AIM = Write out every record in full, exactly as written, please.

EXTRACTED MATERIAL =
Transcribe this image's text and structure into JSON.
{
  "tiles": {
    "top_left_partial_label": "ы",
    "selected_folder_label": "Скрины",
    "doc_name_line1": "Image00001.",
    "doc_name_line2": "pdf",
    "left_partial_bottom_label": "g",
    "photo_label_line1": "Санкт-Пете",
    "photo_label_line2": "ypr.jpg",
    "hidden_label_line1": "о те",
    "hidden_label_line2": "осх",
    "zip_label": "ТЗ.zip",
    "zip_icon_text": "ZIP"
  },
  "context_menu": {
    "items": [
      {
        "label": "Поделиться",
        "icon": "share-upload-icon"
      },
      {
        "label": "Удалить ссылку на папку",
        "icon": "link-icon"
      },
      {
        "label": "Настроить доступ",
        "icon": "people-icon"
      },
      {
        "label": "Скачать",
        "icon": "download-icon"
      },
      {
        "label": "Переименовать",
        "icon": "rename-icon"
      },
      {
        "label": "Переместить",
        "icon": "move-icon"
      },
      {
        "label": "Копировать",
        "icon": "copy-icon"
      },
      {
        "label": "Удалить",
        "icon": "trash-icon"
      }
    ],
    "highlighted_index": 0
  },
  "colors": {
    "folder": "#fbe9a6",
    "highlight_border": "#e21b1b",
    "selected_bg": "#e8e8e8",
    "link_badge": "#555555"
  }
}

CORRECT ANSWER =
Transcribe this image's text and structure into JSON.
{
  "tiles": {
    "top_left_partial_label": "ы",
    "selected_folder_label": "Скрины",
    "doc_name_line1": "Image00001.",
    "doc_name_line2": "pdf",
    "left_partial_bottom_label": "g",
    "photo_label_line1": "Санкт-Пете",
    "photo_label_line2": "ypr.jpg",
    "hidden_label_line1": "о те",
    "hidden_label_line2": "осх",
    "zip_label": "ТЗ.zip",
    "zip_icon_text": "ZIP"
  },
  "context_menu": {
    "items": [
      {
        "label": "Поделиться",
        "icon": "share-upload-icon"
      },
      {
        "label": "Удалить ссылку на папку",
        "icon": "link-icon"
      },
      {
        "label": "Настроить доступ",
        "icon": "people-icon"
      },
      {
        "label": "Скачать",
        "icon": "download-icon"
      },
      {
        "label": "Переименовать",
        "icon": "rename-icon"
      },
      {
        "label": "Переместить",
        "icon": "move-icon"
      },
      {
        "label": "Копировать",
        "icon": "copy-icon"
      },
      {
        "label": "Удалить",
        "icon": "trash-icon"
      }
    ],
    "highlighted_index": 0
  },
  "colors": {
    "folder": "#fbe9a6",
    "highlight_border": "#e21b1b",
    "selected_bg": "#e8e8e8",
    "link_badge": "#555555"
  }
}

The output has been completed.